#### [Supplied passage]
## begin

There is a handful of time (rest) sensitive content.
Although in some cases it almost requires extra effort from you to fail.
There are some, but the consequences are not as significant. Compared to BG1-2 they're not even worth mentioning. I believe if you visit the Inn grand duke was kidnapped but skip the area for later, that negro elf chick dies to fire(despite being a lvl10 wiz).
And the Drow true-soul that was blocked by debris dies to poison if you rest too many times after the quest triggers.

I'd have wanted Laezel to leave the party if you delayed too long, ceremorphosis is unacceptable for her after all. Or Karlach to leave if you delayed her revenge on Paladins(!) serving that archdevil. Neither happens for sure.
 

Talby

Arcane
Patron
Joined
Mar 15, 2008
Messages
5,511
Codex USB, 2014
Hate is too strong a word, but this game just didn't leave any impression on me at all. I quit around the start of Act 2 after finding Act 1 quite boring and disappointing. None of the characters were interesting or likeable, the story isn't engaging (I'm not keen on those "you're sick and have to find a cure" as the main impetus kind of plots) and the world feels fake and shallow. Larian's whole approach to map design sucks, instead of having a good variety of areas like BG1/2 that makes the world feel large and varied, they do a few bigger maps but try to cram as much shit into them as possible so you can't walk 5 meters without bumping into something.

There's another thing that bugs me, but it's more of a general trend in fantasy works than something specifically wrong with BG3 - the sheer amount of special snowflakery. Within the first few minutes of the game you're meeting devils, mindflayers, then a few hours in you meet an entire camp of tieflings (which are supposed to be rare in the setting so it should be surprise to meet just 1, let alone dozens) and all your party members are some variety of vampire or demon or some super speshul important person who's met Gods and just gets very tiresome. It's like the writers were bored by more ordinary fantasy stuff, and wanted to jump straight to the most exotic things the setting has to offer. The problem with this is when you go from 1-10 in the first few minutes of the game, there's nowhere left to go and it wears off quickly.

Compare to Baldur's Gate I and II where there's exotic stuff like mind flayers and beholders, but you need to get quite far into the second game before you'll see them. Early on your party members are much more normal, as they would be at lower levels. The designers were willing to hold off on the weird, wonderful and alien stuff until late so it feels special when you finally encounter it, instead of throwing everything from the advanced monster manual at you in the first cutscene like BG3 does.

## end

#### [Stored data]
## begin

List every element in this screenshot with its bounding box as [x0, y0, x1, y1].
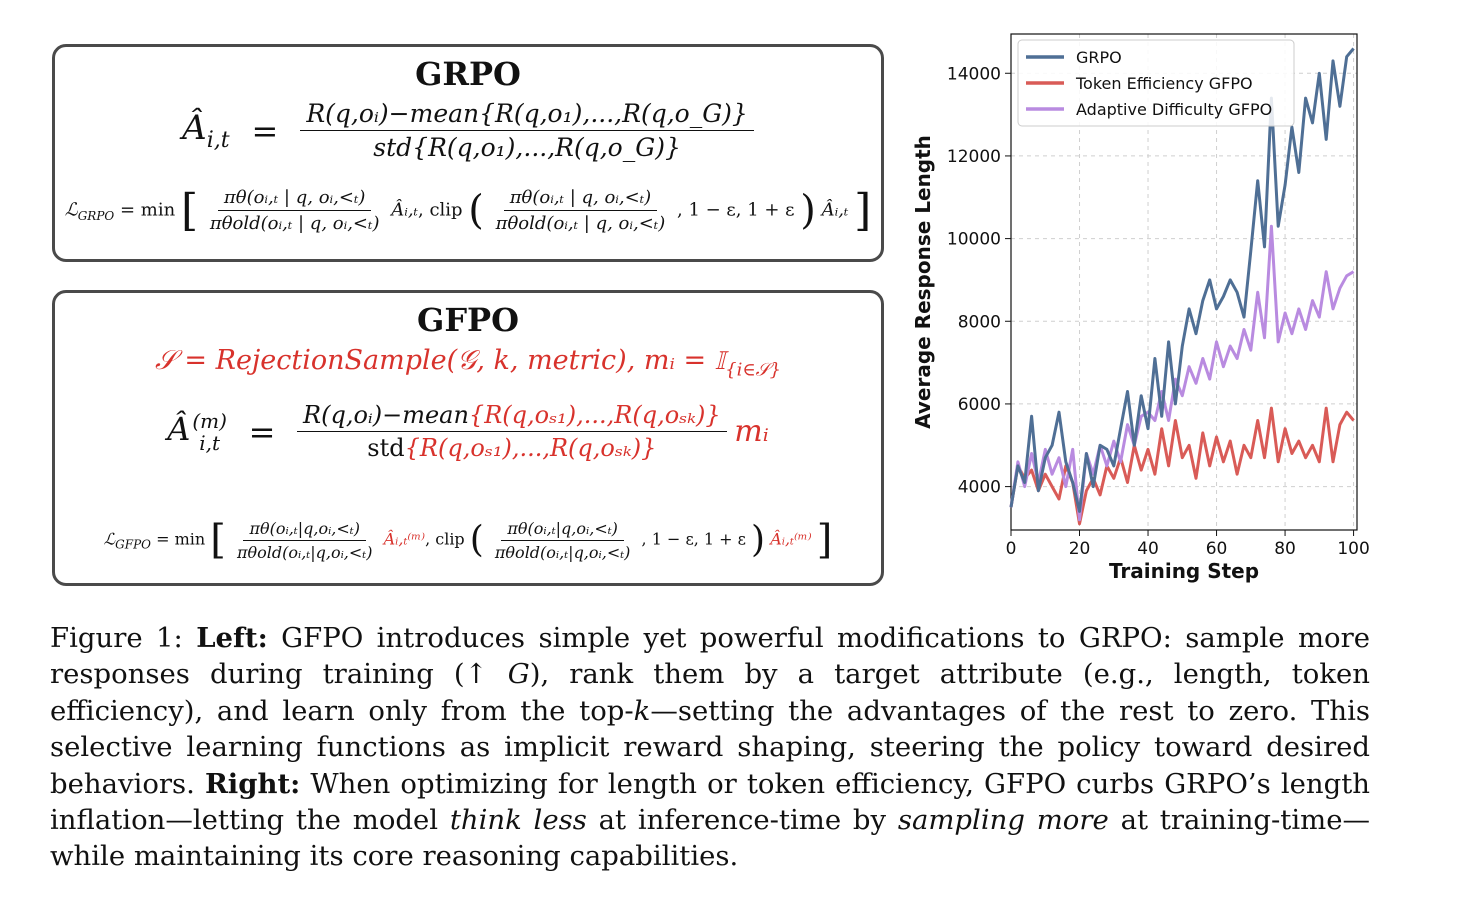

## end

#### [Problems and tasks]
A. In the Baldur's Gate 3 forum discussion, at about what point did the poster who found Act 1 boring stop playing?
B. Pick up the Baldur's Gate 3 forum discussion after its last sentence and continue it in the same voice.
The material has no connection to the forum discussion of Baldur's Gate 3.

#### [The results]
A. Around the start of Act 2.

B.
Orwenn

Literate
Joined
Dec 7, 2023
Messages
10
There's another thing that bugs me, but it's more of a general trend in fantasy works than something specifically wrong with BG3 - the sheer amount of special snowflakery.
You're right. Even before I got disappointed in BG3, I couldn't help but notice that all of the followers have their own dedicated plot, in which curing themselves of a tadpole is just a side objective. Tav, your main character, still only has the tadpole quest. I thought I am good at making interesting characters, but my best attempt in BG3 still felt bland in comparison to the companions, among which even a self-loathing nerd slept with the goddess of Magic.

Now, maybe this is only my rather humble opinion, but I like to make something interesting out of mundane. When writers push "exotic" to the limits, I feel like they try to flabbergast the audience to pass their okayish stories as something unseen before.
 

Lacrymas

Arcane
Joined
Sep 23, 2015
Messages
18,024
Pathfinder: Wrath
There isn't a single believable main companion. None of them would be level 1 had they done the things they purport to have done. Mystra opening her legs for every shameless writer's milquetoast self-insert is beyond laughable. There is no salvaging this.
 

dukeofwoodberry

Educated
Joined
Nov 21, 2021
Messages
393
There's another thing that bugs me, but it's more of a general trend in fantasy works than something specifically wrong with BG3 - the sheer amount of special snowflakery.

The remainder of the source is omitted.